§ **Given data**:
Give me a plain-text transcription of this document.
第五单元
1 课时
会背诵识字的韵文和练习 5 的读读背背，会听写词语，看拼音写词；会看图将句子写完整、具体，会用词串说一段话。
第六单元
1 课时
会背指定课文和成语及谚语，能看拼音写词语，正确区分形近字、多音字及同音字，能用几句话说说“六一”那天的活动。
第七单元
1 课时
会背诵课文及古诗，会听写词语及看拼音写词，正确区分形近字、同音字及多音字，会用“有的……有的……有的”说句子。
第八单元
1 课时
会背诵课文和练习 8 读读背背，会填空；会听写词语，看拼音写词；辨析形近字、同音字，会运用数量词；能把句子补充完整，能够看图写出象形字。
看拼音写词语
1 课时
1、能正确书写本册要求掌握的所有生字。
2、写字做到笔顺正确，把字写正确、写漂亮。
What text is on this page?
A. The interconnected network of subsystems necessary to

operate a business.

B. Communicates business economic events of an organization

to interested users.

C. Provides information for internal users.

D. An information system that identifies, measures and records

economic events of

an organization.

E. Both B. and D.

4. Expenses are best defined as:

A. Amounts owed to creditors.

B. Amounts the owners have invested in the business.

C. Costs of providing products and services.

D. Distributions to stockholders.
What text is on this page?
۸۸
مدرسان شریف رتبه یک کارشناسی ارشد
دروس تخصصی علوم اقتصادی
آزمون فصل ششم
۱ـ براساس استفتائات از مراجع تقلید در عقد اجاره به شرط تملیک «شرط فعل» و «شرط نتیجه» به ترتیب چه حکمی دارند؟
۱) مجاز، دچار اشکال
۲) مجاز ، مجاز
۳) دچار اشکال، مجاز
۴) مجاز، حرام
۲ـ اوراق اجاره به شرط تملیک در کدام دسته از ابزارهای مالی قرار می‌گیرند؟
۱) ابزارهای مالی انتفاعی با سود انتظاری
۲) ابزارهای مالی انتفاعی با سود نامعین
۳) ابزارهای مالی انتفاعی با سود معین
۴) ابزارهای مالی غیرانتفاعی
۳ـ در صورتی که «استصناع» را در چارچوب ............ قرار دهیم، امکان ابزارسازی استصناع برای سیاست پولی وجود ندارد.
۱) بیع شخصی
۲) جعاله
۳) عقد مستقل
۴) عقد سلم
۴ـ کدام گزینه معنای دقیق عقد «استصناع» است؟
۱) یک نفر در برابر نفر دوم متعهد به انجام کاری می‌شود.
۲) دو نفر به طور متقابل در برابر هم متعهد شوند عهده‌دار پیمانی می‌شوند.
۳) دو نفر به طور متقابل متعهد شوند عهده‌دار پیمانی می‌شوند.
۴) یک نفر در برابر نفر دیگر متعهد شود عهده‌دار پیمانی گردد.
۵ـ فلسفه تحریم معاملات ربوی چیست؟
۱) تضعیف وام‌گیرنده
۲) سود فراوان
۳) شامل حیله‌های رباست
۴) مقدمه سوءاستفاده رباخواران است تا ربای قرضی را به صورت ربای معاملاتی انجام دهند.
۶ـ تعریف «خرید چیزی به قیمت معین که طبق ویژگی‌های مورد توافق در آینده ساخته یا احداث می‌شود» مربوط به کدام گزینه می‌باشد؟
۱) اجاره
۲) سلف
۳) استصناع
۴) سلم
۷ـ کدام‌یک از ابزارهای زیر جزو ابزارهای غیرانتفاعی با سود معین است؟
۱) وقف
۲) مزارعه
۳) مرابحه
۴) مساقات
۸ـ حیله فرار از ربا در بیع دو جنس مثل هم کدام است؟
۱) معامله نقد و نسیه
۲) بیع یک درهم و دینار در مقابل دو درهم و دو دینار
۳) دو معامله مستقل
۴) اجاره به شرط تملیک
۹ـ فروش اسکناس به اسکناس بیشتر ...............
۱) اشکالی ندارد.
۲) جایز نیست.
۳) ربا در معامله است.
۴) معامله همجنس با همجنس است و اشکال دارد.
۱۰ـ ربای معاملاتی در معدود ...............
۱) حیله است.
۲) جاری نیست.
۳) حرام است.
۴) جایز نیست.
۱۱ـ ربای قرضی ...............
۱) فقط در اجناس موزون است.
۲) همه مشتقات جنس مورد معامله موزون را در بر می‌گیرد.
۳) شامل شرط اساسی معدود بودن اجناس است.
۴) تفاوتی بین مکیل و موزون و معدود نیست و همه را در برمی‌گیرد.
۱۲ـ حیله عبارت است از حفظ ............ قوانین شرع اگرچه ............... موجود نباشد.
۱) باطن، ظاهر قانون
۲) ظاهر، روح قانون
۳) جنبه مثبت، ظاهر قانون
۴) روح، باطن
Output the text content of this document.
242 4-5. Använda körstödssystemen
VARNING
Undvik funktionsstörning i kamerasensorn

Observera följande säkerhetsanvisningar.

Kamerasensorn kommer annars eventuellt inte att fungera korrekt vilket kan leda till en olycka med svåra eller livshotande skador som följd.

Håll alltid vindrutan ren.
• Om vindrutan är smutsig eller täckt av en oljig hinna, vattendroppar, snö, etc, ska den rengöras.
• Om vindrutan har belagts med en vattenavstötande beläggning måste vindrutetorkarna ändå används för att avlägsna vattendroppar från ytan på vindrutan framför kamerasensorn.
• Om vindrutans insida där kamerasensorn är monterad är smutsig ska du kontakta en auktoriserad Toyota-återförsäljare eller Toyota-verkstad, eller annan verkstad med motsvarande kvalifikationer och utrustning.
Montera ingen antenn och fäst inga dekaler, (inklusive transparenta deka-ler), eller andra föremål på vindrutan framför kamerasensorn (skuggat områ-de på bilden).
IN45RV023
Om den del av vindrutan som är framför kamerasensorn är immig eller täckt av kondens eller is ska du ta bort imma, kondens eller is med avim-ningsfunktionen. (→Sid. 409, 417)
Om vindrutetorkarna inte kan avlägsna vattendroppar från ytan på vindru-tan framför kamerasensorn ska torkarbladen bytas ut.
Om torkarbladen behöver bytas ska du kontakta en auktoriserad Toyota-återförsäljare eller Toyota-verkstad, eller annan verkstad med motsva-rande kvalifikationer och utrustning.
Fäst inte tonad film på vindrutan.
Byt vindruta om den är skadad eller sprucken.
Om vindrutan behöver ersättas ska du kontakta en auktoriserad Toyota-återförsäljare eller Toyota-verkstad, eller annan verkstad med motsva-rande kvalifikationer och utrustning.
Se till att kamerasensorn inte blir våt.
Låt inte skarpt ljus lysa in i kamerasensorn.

§ **Given instruction**:
Identify the lines that hold the word "عهده". Copy every one of them.

§ **Result below**:
۲) دو نفر به طور متقابل در برابر هم متعهد شوند عهده‌دار پیمانی می‌شوند.
۳) دو نفر به طور متقابل متعهد شوند عهده‌دار پیمانی می‌شوند.
۴) یک نفر در برابر نفر دیگر متعهد شود عهده‌دار پیمانی گردد.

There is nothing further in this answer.